------ Data supplied ------

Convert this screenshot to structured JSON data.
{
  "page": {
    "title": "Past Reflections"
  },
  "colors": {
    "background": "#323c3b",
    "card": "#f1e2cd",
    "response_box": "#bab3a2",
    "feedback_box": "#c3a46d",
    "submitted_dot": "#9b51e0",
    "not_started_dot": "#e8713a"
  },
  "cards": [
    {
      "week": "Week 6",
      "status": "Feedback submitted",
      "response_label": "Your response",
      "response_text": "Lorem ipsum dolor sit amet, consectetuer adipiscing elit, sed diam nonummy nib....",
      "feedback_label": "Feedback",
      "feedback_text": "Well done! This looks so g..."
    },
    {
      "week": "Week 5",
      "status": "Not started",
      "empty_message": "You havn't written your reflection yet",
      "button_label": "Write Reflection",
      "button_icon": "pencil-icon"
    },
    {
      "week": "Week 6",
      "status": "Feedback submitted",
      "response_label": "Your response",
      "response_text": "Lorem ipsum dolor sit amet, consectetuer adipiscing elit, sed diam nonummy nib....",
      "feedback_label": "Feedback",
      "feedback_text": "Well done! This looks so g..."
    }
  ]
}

------

Do this —
Reproduce each line of the material above precisely.

Answer in full —
Convert this screenshot to structured JSON data.
{
  "page": {
    "title": "Past Reflections"
  },
  "colors": {
    "background": "#323c3b",
    "card": "#f1e2cd",
    "response_box": "#bab3a2",
    "feedback_box": "#c3a46d",
    "submitted_dot": "#9b51e0",
    "not_started_dot": "#e8713a"
  },
  "cards": [
    {
      "week": "Week 6",
      "status": "Feedback submitted",
      "response_label": "Your response",
      "response_text": "Lorem ipsum dolor sit amet, consectetuer adipiscing elit, sed diam nonummy nib....",
      "feedback_label": "Feedback",
      "feedback_text": "Well done! This looks so g..."
    },
    {
      "week": "Week 5",
      "status": "Not started",
      "empty_message": "You havn't written your reflection yet",
      "button_label": "Write Reflection",
      "button_icon": "pencil-icon"
    },
    {
      "week": "Week 6",
      "status": "Feedback submitted",
      "response_label": "Your response",
      "response_text": "Lorem ipsum dolor sit amet, consectetuer adipiscing elit, sed diam nonummy nib....",
      "feedback_label": "Feedback",
      "feedback_text": "Well done! This looks so g..."
    }
  ]
}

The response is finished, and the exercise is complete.